#### AIM:
Pull out every line below holding the word "SHORT".

#### EXCERPTED RECORDS:
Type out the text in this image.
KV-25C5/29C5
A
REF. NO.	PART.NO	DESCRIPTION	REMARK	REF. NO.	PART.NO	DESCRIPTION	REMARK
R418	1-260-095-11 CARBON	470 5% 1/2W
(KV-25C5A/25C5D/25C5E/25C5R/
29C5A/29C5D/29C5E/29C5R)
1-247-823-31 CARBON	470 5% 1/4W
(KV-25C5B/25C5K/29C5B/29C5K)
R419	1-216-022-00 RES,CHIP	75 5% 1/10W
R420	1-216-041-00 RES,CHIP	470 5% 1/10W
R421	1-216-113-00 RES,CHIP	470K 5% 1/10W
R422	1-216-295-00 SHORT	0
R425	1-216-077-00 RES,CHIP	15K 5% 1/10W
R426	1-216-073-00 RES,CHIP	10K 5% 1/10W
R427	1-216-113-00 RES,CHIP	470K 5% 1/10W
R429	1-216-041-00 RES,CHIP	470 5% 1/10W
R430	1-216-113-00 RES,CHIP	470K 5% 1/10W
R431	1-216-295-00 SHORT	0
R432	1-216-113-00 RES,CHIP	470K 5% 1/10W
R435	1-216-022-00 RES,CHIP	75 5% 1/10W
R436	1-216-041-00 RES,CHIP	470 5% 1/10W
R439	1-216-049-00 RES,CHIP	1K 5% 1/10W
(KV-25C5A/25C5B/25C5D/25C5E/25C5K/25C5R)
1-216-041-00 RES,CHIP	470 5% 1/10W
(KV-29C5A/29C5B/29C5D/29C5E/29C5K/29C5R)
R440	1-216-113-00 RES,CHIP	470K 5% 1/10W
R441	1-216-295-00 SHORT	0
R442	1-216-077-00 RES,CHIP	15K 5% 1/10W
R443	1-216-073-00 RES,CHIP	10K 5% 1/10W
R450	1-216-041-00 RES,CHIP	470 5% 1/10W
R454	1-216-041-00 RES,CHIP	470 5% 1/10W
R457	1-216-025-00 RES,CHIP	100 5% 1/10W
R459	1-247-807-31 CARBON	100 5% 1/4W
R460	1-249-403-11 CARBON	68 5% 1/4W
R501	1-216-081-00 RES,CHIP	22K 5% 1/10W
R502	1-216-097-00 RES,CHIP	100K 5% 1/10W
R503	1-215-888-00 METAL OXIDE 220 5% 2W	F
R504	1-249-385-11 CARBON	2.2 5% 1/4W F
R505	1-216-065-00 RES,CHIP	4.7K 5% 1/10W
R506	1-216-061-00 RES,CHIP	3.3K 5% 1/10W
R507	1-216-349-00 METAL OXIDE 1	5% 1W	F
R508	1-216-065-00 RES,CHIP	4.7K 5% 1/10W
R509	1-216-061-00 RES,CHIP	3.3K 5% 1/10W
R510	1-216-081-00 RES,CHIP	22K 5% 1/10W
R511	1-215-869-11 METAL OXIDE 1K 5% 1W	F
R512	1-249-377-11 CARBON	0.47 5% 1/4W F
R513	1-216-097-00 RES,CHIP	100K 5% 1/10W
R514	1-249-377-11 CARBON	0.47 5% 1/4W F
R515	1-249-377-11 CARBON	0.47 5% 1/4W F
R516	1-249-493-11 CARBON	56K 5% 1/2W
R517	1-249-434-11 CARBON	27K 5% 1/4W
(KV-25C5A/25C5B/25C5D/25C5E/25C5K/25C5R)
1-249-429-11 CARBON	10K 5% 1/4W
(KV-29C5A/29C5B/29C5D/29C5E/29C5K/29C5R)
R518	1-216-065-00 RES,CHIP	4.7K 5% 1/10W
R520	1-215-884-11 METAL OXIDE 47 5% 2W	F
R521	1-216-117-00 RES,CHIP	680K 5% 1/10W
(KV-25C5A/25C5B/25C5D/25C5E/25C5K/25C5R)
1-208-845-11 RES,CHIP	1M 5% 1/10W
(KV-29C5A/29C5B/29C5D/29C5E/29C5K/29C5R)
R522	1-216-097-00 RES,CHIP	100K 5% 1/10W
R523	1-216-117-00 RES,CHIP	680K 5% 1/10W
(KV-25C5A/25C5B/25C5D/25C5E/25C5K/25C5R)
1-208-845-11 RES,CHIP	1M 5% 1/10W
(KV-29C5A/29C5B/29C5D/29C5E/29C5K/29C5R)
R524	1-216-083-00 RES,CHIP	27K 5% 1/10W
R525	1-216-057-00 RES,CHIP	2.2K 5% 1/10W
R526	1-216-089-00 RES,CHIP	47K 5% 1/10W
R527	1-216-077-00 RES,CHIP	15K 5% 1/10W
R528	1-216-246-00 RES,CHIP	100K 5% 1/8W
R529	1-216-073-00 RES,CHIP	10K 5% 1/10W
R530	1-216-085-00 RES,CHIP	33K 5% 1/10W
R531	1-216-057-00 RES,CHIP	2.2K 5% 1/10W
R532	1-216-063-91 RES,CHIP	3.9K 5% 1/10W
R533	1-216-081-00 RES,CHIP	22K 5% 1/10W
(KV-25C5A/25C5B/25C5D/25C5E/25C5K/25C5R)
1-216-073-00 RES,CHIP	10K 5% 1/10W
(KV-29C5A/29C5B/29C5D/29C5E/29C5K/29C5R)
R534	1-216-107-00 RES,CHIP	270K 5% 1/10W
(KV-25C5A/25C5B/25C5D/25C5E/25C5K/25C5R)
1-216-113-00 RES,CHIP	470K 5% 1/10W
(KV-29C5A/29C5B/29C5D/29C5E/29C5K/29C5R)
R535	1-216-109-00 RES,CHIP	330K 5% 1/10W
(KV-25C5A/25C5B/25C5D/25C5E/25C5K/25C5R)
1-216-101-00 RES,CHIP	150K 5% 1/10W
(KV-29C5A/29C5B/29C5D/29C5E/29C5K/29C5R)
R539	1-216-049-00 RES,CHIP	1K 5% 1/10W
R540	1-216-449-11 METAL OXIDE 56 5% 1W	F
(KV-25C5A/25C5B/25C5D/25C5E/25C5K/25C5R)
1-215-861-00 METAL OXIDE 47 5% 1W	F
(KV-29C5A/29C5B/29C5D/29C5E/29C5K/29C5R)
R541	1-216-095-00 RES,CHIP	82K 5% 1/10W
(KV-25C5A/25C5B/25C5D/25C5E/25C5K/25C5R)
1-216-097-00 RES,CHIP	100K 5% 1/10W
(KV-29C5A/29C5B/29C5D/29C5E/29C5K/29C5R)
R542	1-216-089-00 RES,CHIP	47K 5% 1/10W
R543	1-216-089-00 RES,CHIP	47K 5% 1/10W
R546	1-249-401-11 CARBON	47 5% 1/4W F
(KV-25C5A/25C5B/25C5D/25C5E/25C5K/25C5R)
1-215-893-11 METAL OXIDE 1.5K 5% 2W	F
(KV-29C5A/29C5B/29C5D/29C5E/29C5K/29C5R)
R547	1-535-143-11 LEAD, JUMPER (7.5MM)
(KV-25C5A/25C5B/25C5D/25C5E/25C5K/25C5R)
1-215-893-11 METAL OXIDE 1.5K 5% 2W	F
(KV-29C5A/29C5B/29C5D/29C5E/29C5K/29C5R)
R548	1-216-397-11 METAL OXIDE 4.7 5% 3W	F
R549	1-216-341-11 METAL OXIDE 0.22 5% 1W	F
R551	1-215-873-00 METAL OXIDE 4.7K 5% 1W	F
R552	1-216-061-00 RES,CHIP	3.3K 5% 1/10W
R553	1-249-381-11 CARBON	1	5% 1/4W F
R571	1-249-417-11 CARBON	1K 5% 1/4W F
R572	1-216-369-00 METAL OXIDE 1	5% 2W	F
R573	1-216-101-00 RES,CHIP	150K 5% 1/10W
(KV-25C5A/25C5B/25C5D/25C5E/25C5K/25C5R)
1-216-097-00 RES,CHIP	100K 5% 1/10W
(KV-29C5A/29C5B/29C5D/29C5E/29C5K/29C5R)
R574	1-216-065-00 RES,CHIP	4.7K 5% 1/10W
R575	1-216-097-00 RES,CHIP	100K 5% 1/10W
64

#### FINISHED ANSWER:
R422	1-216-295-00 SHORT	0
R431	1-216-295-00 SHORT	0
R441	1-216-295-00 SHORT	0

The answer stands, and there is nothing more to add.